DEINE AUFGABEN:
(a) Beantworte anhand der Filmkritik zu „Shotgun Stories“ die folgenden Fragen:
(i) Wie heißen die drei Brüder?
(ii) Wegen wem hat der Vater die Jungs verlassen?
(iii) Wo verprasst Son sein Geld?
(b) Bitte zähle alle Orte auf, an denen sich die Brüder laut der Filmkritik zu „Shotgun Stories“ aufhalten oder ihre Zeit verbringen.
**** AUSGEWÄHLTER TEXT
FORUM „Shotgun Stories“ von Jeff Nichols zeigt den Fluch der Provinz

Sie heißen Son, Boy und Kid. Merkwürdige Namen, lieblos ausgewählt. Als hätten die Eltern ihren Kindern keine Persönlichkeit zugestehen wollen, als wären sie nur ein zufälliges Abfallprodukt, das halt anfällt, wenn Mann und Frau zusammenkommen. Schon das sollte aufhorchen lassen. Und bald wird sich herausstellen: In der Familie Hayes ist tatsächlich einiges verkehrt gelaufen.

Der Vater, ein brutaler Alkoholiker, hat die Jungs früh wegen einer anderen Frau und jüngeren Halbbrüdern verlassen. Die verbitterte Mutter hat sie im Hass gegen den Vater erzogen. Dort, wo die drei herkommen, ist das kein gutes Omen für einen Start in ein erfolgreiches oder auch nur genügsames Leben: Hinterland von Arkansas, tiefster Süden, Redneck-Country, dort, wo die Baumwollfelder weit und die geistigen Horizonte eng sind. Zwei Jungs arbeiten in einer Fischfarm, der dritte verplempert die Zeit in seinem Wagen oder auf dem Basketballplatz. Ansonsten hängen sie auf der Veranda herum und schlürfen Dosenbier. Son verprasst sein Geld im Casino. Amerikanische Unterschicht, nur einen winzigen Schritt vom White Trash entfernt. „Wie ein Rudel Hunde“, sagen die Leute über die drei, hinter ihren Rücken.
********
**** VORLIEGENDE DATEN
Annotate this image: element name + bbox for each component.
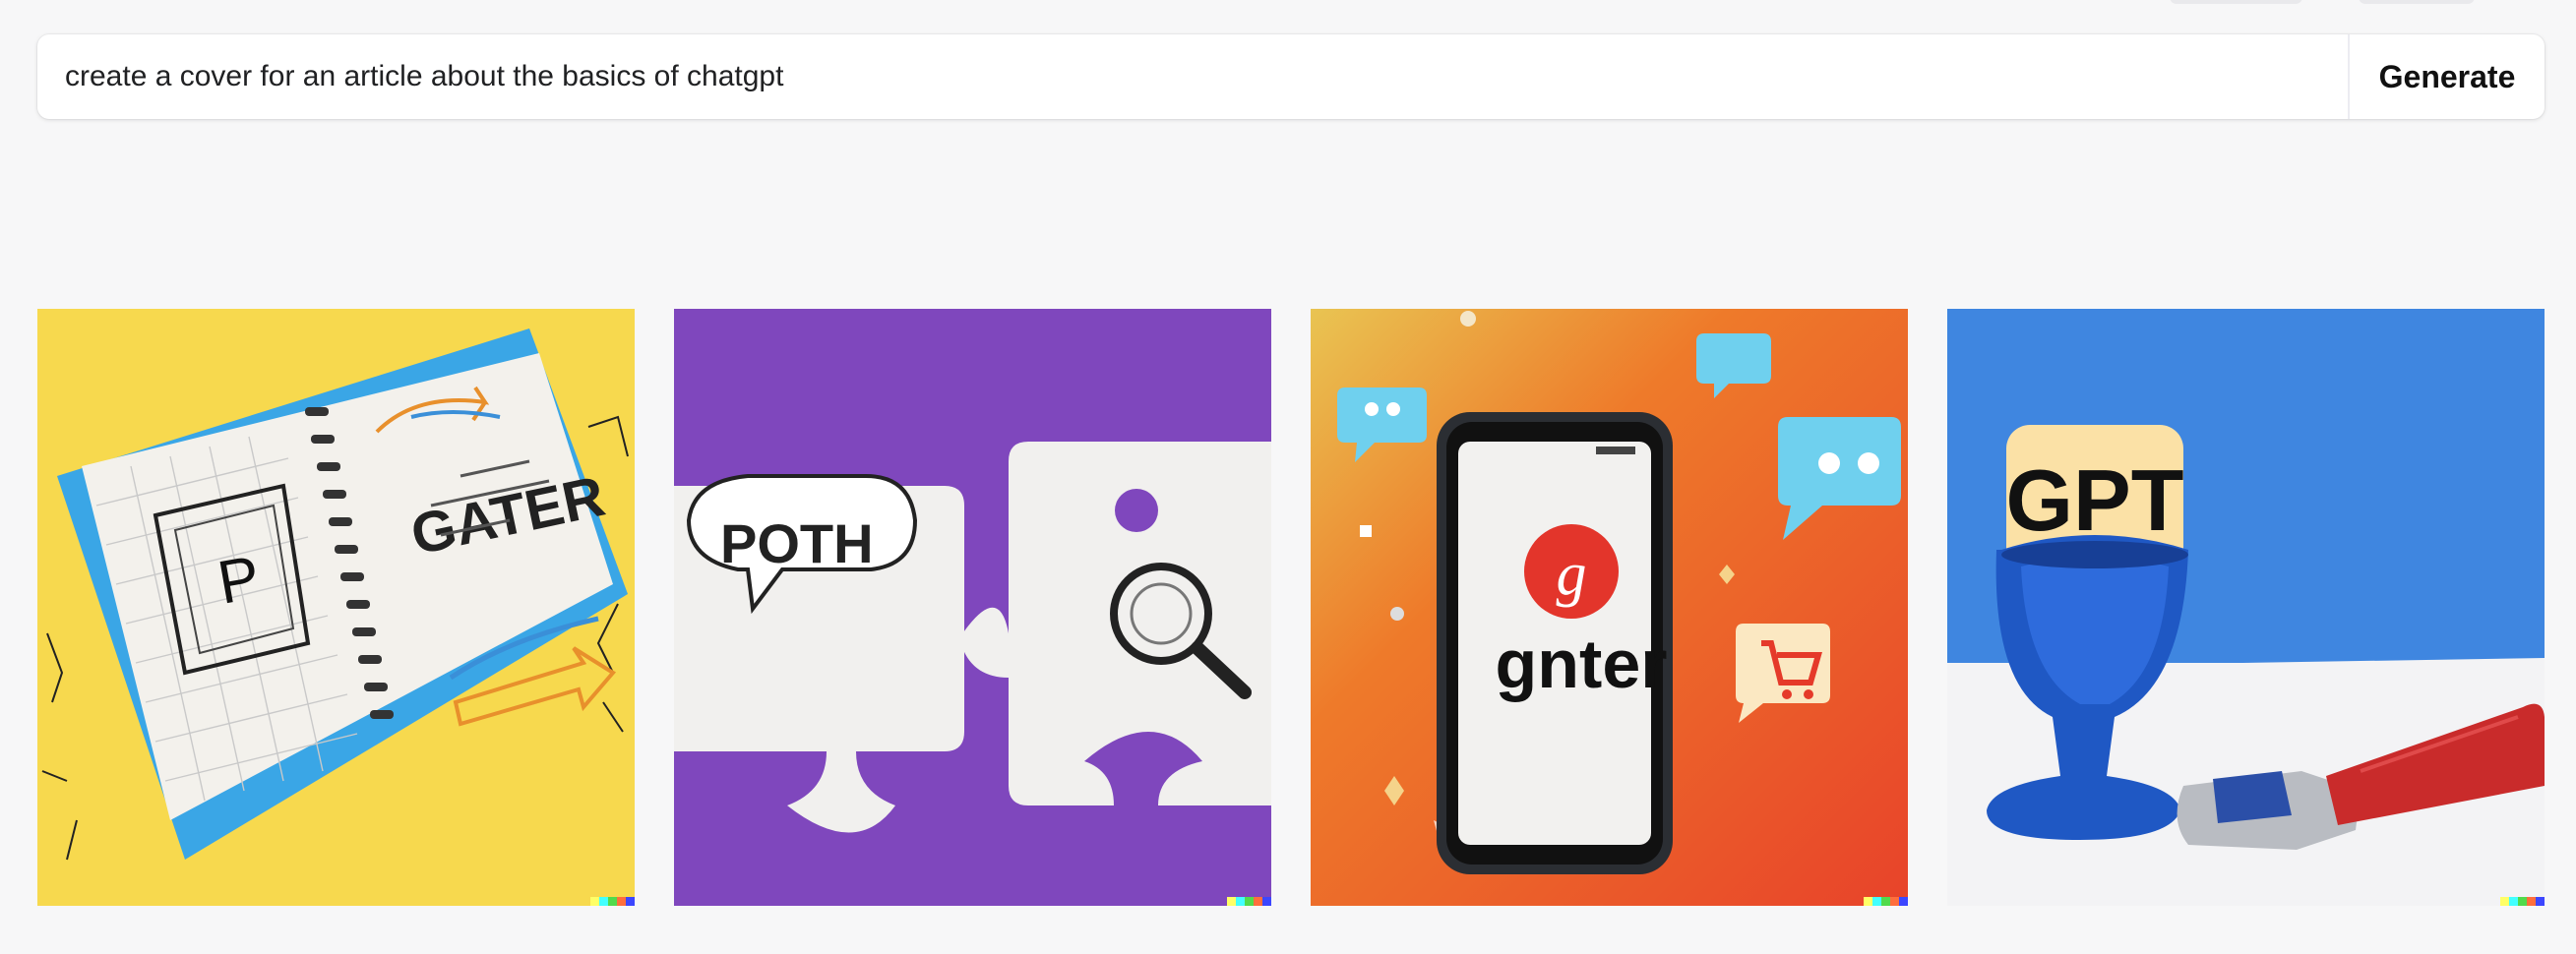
notebook-sketch-illustration: P GATER <box>37 309 635 906</box>
signature-mark <box>590 897 635 906</box>
phone-illustration: g gnter <box>1311 309 1908 906</box>
app-logo-letter: g <box>1557 541 1587 608</box>
top-control-stub[interactable] <box>2170 0 2302 4</box>
puzzle-illustration: POTH <box>674 309 1271 906</box>
generated-image-1[interactable]: P GATER <box>37 309 635 906</box>
gpt-block-text: GPT <box>2006 451 2184 549</box>
prompt-input[interactable] <box>37 34 2348 119</box>
generated-image-3[interactable]: g gnter <box>1311 309 1908 906</box>
app-name: gnter <box>1496 626 1668 702</box>
prompt-bar: Generate <box>37 34 2545 119</box>
top-control-stub[interactable] <box>2359 0 2475 4</box>
signature-mark <box>1864 897 1908 906</box>
generated-image-4[interactable]: GPT <box>1947 309 2545 906</box>
generate-button[interactable]: Generate <box>2350 34 2545 119</box>
egg-cup-illustration: GPT <box>1947 309 2545 906</box>
signature-mark <box>2500 897 2545 906</box>
signature-mark <box>1227 897 1271 906</box>
puzzle-label: POTH <box>720 512 874 574</box>
generated-image-2[interactable]: POTH <box>674 309 1271 906</box>
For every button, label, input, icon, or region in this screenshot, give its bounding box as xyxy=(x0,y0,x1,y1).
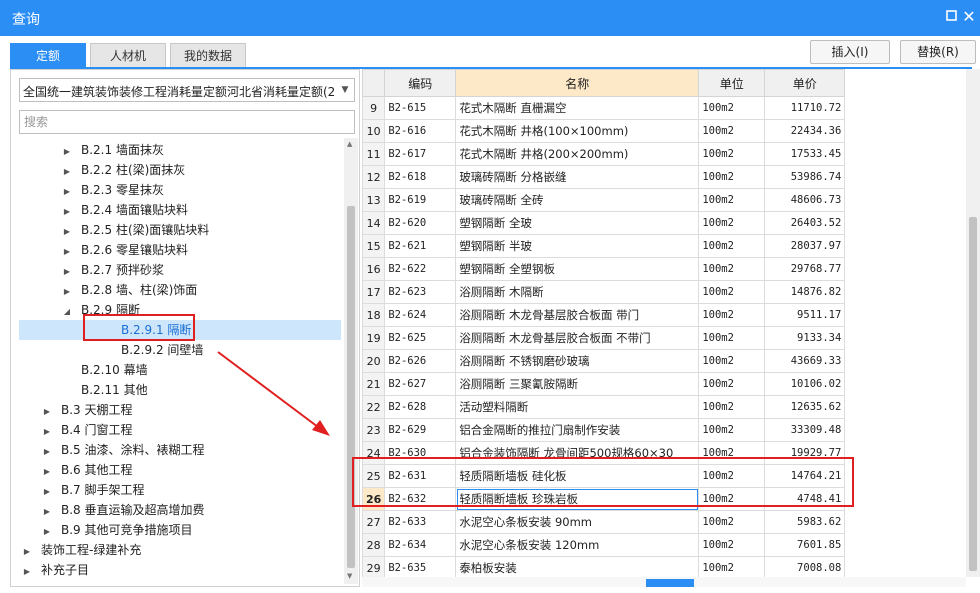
arrow-annotation xyxy=(217,351,330,436)
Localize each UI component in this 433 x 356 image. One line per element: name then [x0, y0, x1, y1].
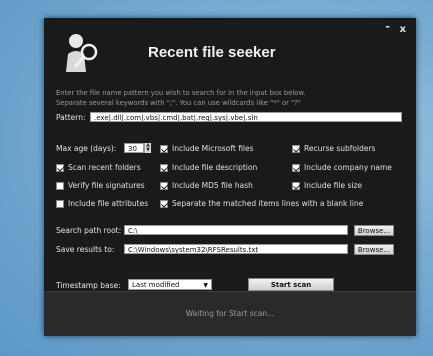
********
LÖSUNGEN:
(a)
(i) Son, Boy und Kid
(ii) Wegen einer anderen Frau und jüngeren Halbbrüdern
(iii) Im Casino

(b) Fischfarm, Wagen, Basketballplatz, Veranda, Casino